┏━━
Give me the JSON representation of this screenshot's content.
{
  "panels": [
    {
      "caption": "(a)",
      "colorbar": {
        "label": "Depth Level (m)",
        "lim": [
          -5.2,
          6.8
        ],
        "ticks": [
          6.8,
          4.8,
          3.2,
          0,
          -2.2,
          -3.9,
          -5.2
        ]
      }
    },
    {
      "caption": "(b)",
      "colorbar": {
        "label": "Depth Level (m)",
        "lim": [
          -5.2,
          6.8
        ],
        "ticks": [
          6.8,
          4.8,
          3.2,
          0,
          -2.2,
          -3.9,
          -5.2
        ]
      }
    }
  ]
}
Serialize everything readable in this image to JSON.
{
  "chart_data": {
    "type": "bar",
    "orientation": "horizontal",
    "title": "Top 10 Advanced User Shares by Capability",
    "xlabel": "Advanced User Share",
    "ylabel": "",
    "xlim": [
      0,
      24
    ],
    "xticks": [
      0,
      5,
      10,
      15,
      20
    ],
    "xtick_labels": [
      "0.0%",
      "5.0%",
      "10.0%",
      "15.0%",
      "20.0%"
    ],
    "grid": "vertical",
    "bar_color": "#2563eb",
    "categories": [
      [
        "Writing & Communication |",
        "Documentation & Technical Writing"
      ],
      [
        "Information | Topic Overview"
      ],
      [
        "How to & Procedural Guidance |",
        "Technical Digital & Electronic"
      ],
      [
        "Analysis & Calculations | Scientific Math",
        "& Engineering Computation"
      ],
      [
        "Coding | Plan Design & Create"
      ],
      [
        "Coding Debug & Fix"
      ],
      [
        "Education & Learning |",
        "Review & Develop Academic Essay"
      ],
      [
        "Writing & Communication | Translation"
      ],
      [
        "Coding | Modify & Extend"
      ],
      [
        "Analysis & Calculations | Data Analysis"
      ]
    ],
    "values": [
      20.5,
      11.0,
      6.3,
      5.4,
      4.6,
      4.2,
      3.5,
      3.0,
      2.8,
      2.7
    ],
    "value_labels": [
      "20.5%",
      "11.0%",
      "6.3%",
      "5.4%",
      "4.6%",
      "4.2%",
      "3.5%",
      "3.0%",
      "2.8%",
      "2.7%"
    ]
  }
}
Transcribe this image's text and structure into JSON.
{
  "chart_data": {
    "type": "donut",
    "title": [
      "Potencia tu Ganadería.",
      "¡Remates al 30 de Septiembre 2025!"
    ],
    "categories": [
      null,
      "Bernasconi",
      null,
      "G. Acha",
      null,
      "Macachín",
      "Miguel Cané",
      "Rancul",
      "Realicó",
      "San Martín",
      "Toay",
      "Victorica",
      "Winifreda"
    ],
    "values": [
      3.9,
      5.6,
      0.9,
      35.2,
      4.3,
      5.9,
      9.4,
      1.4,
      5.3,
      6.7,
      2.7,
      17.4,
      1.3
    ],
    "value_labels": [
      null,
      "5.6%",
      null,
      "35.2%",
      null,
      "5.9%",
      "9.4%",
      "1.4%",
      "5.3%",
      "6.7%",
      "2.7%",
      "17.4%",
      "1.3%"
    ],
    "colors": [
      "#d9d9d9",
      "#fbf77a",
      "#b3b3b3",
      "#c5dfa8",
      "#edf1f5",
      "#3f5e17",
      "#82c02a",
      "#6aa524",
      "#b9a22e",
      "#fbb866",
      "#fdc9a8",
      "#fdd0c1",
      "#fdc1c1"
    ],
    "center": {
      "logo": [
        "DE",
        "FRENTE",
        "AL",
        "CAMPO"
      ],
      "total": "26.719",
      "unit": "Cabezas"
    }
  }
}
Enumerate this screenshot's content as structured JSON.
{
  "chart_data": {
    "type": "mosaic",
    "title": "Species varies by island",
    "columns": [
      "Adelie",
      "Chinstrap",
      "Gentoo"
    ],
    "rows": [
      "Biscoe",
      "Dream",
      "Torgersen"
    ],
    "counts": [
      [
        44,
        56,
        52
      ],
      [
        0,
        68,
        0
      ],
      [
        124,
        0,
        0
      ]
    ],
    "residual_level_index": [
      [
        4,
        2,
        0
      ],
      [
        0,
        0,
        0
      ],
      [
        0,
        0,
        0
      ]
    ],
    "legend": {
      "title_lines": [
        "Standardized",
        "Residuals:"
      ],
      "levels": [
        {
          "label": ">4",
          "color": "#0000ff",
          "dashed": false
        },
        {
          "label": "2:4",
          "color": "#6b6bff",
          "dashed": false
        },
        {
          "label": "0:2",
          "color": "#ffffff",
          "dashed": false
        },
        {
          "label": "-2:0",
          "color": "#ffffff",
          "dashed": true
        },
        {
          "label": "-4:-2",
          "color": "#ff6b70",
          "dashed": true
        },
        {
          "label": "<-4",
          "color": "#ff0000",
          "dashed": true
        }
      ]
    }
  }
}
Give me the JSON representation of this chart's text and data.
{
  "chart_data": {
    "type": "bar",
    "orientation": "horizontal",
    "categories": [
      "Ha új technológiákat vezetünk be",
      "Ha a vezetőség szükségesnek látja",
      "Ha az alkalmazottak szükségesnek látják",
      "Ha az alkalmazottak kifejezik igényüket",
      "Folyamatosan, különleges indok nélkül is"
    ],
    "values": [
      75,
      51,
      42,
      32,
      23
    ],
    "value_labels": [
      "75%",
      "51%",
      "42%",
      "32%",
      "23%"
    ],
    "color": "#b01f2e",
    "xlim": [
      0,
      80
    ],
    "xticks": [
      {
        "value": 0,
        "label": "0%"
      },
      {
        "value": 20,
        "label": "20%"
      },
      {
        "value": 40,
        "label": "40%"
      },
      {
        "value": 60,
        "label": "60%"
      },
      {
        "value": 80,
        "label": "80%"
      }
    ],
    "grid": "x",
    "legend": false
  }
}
┗━━
INSTRUCTIONS FOR THE TASK:
Pull out all lines in the data above that include "screenshot".

OUTPUT FOR THIS TASK:
Give me the JSON representation of this screenshot's content.
Enumerate this screenshot's content as structured JSON.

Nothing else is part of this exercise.